◆ **INPUT**:

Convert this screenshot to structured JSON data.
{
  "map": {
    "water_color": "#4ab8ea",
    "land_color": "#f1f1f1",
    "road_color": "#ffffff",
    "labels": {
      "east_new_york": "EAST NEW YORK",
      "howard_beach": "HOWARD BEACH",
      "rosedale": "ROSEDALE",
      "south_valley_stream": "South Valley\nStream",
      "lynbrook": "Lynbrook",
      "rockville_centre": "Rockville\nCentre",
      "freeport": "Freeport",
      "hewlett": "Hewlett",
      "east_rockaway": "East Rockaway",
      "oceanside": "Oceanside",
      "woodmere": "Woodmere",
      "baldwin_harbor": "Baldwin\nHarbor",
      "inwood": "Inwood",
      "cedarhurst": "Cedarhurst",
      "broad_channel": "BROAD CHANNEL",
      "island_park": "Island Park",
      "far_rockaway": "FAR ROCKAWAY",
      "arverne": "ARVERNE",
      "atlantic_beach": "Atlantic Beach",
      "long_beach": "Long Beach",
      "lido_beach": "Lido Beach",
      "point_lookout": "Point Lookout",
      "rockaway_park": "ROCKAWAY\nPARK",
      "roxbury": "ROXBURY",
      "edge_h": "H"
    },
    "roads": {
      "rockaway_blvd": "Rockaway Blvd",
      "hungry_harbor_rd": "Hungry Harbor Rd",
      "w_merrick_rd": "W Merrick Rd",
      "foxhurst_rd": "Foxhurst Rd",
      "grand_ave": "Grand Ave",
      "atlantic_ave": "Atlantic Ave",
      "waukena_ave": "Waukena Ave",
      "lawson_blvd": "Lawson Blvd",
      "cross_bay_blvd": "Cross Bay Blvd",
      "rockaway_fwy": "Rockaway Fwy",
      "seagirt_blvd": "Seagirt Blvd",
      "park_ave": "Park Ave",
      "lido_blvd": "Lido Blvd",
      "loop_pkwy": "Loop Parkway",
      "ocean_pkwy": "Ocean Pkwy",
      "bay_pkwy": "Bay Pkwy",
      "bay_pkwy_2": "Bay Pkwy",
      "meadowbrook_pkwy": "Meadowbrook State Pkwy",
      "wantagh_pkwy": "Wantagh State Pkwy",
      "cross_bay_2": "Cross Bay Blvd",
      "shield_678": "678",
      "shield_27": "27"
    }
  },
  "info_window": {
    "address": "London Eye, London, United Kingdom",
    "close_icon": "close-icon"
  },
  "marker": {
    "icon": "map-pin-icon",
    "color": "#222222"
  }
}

◆ **EXERCISE DETAILS**: Reproduce the data, keeping every line exactly the same.

◆ **FINISHED EXERCISE**:
Convert this screenshot to structured JSON data.
{
  "map": {
    "water_color": "#4ab8ea",
    "land_color": "#f1f1f1",
    "road_color": "#ffffff",
    "labels": {
      "east_new_york": "EAST NEW YORK",
      "howard_beach": "HOWARD BEACH",
      "rosedale": "ROSEDALE",
      "south_valley_stream": "South Valley\nStream",
      "lynbrook": "Lynbrook",
      "rockville_centre": "Rockville\nCentre",
      "freeport": "Freeport",
      "hewlett": "Hewlett",
      "east_rockaway": "East Rockaway",
      "oceanside": "Oceanside",
      "woodmere": "Woodmere",
      "baldwin_harbor": "Baldwin\nHarbor",
      "inwood": "Inwood",
      "cedarhurst": "Cedarhurst",
      "broad_channel": "BROAD CHANNEL",
      "island_park": "Island Park",
      "far_rockaway": "FAR ROCKAWAY",
      "arverne": "ARVERNE",
      "atlantic_beach": "Atlantic Beach",
      "long_beach": "Long Beach",
      "lido_beach": "Lido Beach",
      "point_lookout": "Point Lookout",
      "rockaway_park": "ROCKAWAY\nPARK",
      "roxbury": "ROXBURY",
      "edge_h": "H"
    },
    "roads": {
      "rockaway_blvd": "Rockaway Blvd",
      "hungry_harbor_rd": "Hungry Harbor Rd",
      "w_merrick_rd": "W Merrick Rd",
      "foxhurst_rd": "Foxhurst Rd",
      "grand_ave": "Grand Ave",
      "atlantic_ave": "Atlantic Ave",
      "waukena_ave": "Waukena Ave",
      "lawson_blvd": "Lawson Blvd",
      "cross_bay_blvd": "Cross Bay Blvd",
      "rockaway_fwy": "Rockaway Fwy",
      "seagirt_blvd": "Seagirt Blvd",
      "park_ave": "Park Ave",
      "lido_blvd": "Lido Blvd",
      "loop_pkwy": "Loop Parkway",
      "ocean_pkwy": "Ocean Pkwy",
      "bay_pkwy": "Bay Pkwy",
      "bay_pkwy_2": "Bay Pkwy",
      "meadowbrook_pkwy": "Meadowbrook State Pkwy",
      "wantagh_pkwy": "Wantagh State Pkwy",
      "cross_bay_2": "Cross Bay Blvd",
      "shield_678": "678",
      "shield_27": "27"
    }
  },
  "info_window": {
    "address": "London Eye, London, United Kingdom",
    "close_icon": "close-icon"
  },
  "marker": {
    "icon": "map-pin-icon",
    "color": "#222222"
  }
}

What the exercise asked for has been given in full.